**PROBLEM:**
Each record below should be output verbatim, without pictures.

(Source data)
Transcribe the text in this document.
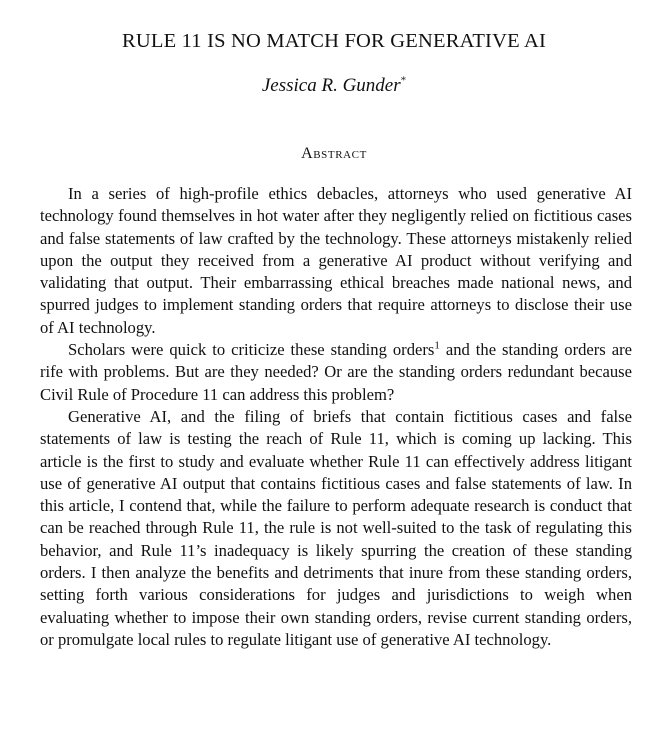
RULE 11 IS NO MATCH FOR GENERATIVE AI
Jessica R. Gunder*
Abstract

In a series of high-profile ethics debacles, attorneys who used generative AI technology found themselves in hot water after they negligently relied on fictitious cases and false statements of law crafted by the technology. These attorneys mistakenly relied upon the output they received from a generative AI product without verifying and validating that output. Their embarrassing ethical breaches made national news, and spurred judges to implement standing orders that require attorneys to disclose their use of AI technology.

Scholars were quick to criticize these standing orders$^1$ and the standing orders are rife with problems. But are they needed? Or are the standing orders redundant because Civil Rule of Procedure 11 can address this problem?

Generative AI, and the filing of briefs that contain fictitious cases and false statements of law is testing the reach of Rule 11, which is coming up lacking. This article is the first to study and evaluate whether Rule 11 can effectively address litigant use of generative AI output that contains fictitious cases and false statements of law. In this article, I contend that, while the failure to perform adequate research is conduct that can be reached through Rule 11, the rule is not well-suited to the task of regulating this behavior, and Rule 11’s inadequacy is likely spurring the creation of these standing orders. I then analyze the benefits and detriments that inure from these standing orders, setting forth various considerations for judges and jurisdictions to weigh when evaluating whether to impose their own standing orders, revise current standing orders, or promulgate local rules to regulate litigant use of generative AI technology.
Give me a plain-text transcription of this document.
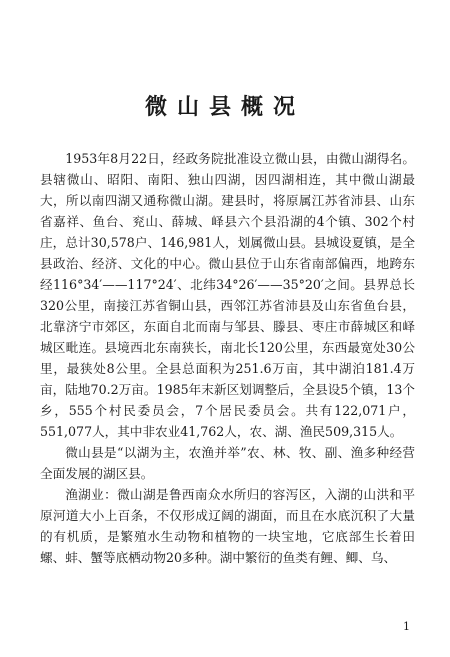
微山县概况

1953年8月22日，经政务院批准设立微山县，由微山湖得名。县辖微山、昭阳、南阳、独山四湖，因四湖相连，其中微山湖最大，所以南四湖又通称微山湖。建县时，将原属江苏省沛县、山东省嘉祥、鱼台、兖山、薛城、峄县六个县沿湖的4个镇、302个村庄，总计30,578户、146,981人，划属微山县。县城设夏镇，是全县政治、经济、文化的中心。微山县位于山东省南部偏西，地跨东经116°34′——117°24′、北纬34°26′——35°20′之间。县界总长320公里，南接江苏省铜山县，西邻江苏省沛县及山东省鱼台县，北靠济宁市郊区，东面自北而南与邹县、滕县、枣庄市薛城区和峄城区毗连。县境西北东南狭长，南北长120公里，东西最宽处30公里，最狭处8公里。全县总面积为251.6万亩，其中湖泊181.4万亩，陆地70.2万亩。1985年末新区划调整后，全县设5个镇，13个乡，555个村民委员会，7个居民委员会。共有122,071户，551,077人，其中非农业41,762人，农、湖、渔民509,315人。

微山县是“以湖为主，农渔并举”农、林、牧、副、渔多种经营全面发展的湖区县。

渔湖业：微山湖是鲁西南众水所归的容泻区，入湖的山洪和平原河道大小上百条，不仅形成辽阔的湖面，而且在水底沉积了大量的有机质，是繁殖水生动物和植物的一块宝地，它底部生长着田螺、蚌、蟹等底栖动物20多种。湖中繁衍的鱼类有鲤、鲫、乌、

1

**REPLY:**
Transcribe the text in this document.
RULE 11 IS NO MATCH FOR GENERATIVE AI
Jessica R. Gunder*
Abstract

In a series of high-profile ethics debacles, attorneys who used generative AI technology found themselves in hot water after they negligently relied on fictitious cases and false statements of law crafted by the technology. These attorneys mistakenly relied upon the output they received from a generative AI product without verifying and validating that output. Their embarrassing ethical breaches made national news, and spurred judges to implement standing orders that require attorneys to disclose their use of AI technology.

Scholars were quick to criticize these standing orders$^1$ and the standing orders are rife with problems. But are they needed? Or are the standing orders redundant because Civil Rule of Procedure 11 can address this problem?

Generative AI, and the filing of briefs that contain fictitious cases and false statements of law is testing the reach of Rule 11, which is coming up lacking. This article is the first to study and evaluate whether Rule 11 can effectively address litigant use of generative AI output that contains fictitious cases and false statements of law. In this article, I contend that, while the failure to perform adequate research is conduct that can be reached through Rule 11, the rule is not well-suited to the task of regulating this behavior, and Rule 11’s inadequacy is likely spurring the creation of these standing orders. I then analyze the benefits and detriments that inure from these standing orders, setting forth various considerations for judges and jurisdictions to weigh when evaluating whether to impose their own standing orders, revise current standing orders, or promulgate local rules to regulate litigant use of generative AI technology.
Give me a plain-text transcription of this document.
微山县概况

1953年8月22日，经政务院批准设立微山县，由微山湖得名。县辖微山、昭阳、南阳、独山四湖，因四湖相连，其中微山湖最大，所以南四湖又通称微山湖。建县时，将原属江苏省沛县、山东省嘉祥、鱼台、兖山、薛城、峄县六个县沿湖的4个镇、302个村庄，总计30,578户、146,981人，划属微山县。县城设夏镇，是全县政治、经济、文化的中心。微山县位于山东省南部偏西，地跨东经116°34′——117°24′、北纬34°26′——35°20′之间。县界总长320公里，南接江苏省铜山县，西邻江苏省沛县及山东省鱼台县，北靠济宁市郊区，东面自北而南与邹县、滕县、枣庄市薛城区和峄城区毗连。县境西北东南狭长，南北长120公里，东西最宽处30公里，最狭处8公里。全县总面积为251.6万亩，其中湖泊181.4万亩，陆地70.2万亩。1985年末新区划调整后，全县设5个镇，13个乡，555个村民委员会，7个居民委员会。共有122,071户，551,077人，其中非农业41,762人，农、湖、渔民509,315人。

微山县是“以湖为主，农渔并举”农、林、牧、副、渔多种经营全面发展的湖区县。

渔湖业：微山湖是鲁西南众水所归的容泻区，入湖的山洪和平原河道大小上百条，不仅形成辽阔的湖面，而且在水底沉积了大量的有机质，是繁殖水生动物和植物的一块宝地，它底部生长着田螺、蚌、蟹等底栖动物20多种。湖中繁衍的鱼类有鲤、鲫、乌、

1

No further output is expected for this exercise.